Document segment:
---+---
# Thick bar tape?



## mcmcderm (Oct 6, 2008)

Whenever I go into a bike shop...the top of the line bikes seem to either have 2 rolls of bar tape or some really thick handle bars...I find it really comfortable and want to do whatever I need...so what is it?


----------



## Cory (Jan 29, 2004)

*all kinds of ways to fatten 'em up*



mcmcderm said:


> Whenever I go into a bike shop...the top of the line bikes seem to either have 2 rolls of bar tape or some really thick handle bars...I find it really comfortable and want to do whatever I need...so what is it?


You can buy thick tape (some people like cork, but I seem to wear it out in about a week), or wrap two layers, or wrap the bars with an old tube and put tape over that, or cut a strip of thin padding (a yoga mat works well--only takes about an inch) and wrap over that, or buy bar padding in almost any bike shop.


----------



## thebadger (Jul 27, 2002)

Is the entire handlebar thick or are you seeing one of the bars with the wide/thick tops that are ergonomically designed?


----------



## cyclust (Sep 8, 2004)

Specialized sells gel pads that go under the bar tape that I've been using for a while. I use just the portion that goes from the brake levers back to an inch or so around the bend in the tops. It just pads the top of the bar, where your hands get all the pressure. After I place the gel pads, I wrap the bar with friction tape, then the bar tape. The friction tape eliminates any creeping of the bar wrap. I've done this for years and it works great. In fact, it's very difficult to unwrap your bars once this stuff is on. I always have to slice along the bar with a razor or sizzors and remove the whole thing as one peice. It takes more work, but the tape never moves and seems to last much longer. I recently changed my tape that had been on for over a year with 3500 miles on it and it was still in pretty good shape. Try it, you'll like it!


----------



## solorider (Aug 16, 2004)

I'm a big fan of the Cinelli Cork Gel tape. I've got it on all three of my bikes.

It's never worn out any faster than any other tape. On one of my bikes its going on 3 years.


----------



## Andrea138 (Mar 10, 2008)

Bontrager gel cork is pretty thick.
---+---
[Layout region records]
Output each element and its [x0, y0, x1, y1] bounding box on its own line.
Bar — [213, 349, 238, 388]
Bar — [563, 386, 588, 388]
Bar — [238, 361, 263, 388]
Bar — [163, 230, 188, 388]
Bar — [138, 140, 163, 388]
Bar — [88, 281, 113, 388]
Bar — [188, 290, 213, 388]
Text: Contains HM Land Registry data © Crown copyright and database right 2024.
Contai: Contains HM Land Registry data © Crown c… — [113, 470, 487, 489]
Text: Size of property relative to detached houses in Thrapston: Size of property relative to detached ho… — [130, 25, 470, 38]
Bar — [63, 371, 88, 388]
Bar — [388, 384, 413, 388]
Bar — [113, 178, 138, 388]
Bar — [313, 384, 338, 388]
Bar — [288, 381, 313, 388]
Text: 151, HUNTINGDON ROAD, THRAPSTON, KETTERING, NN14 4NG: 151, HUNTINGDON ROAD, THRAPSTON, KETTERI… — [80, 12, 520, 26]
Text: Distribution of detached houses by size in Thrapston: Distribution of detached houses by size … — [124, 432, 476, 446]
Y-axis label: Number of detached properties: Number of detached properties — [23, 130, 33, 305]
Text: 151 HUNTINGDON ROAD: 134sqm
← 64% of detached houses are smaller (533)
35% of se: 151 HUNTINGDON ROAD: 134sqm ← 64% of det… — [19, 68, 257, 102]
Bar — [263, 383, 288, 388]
---+---
Work to complete:
1. In the bar tape thread, what does cyclust wrap around the bar after placing the gel pads and before putting on the bar tape?
2. Reproduce the layout region rows line for line, with no changes.
The thread and the layout region rows have nothing to do with each other.

Results in order:
1. Friction tape.

2.
Output each element and its [x0, y0, x1, y1] bounding box on its own line.
Bar — [213, 349, 238, 388]
Bar — [563, 386, 588, 388]
Bar — [238, 361, 263, 388]
Bar — [163, 230, 188, 388]
Bar — [138, 140, 163, 388]
Bar — [88, 281, 113, 388]
Bar — [188, 290, 213, 388]
Text: Contains HM Land Registry data © Crown copyright and database right 2024.
Contai: Contains HM Land Registry data © Crown c… — [113, 470, 487, 489]
Text: Size of property relative to detached houses in Thrapston: Size of property relative to detached ho… — [130, 25, 470, 38]
Bar — [63, 371, 88, 388]
Bar — [388, 384, 413, 388]
Bar — [113, 178, 138, 388]
Bar — [313, 384, 338, 388]
Bar — [288, 381, 313, 388]
Text: 151, HUNTINGDON ROAD, THRAPSTON, KETTERING, NN14 4NG: 151, HUNTINGDON ROAD, THRAPSTON, KETTERI… — [80, 12, 520, 26]
Text: Distribution of detached houses by size in Thrapston: Distribution of detached houses by size … — [124, 432, 476, 446]
Y-axis label: Number of detached properties: Number of detached properties — [23, 130, 33, 305]
Text: 151 HUNTINGDON ROAD: 134sqm
← 64% of detached houses are smaller (533)
35% of se: 151 HUNTINGDON ROAD: 134sqm ← 64% of det… — [19, 68, 257, 102]
Bar — [263, 383, 288, 388]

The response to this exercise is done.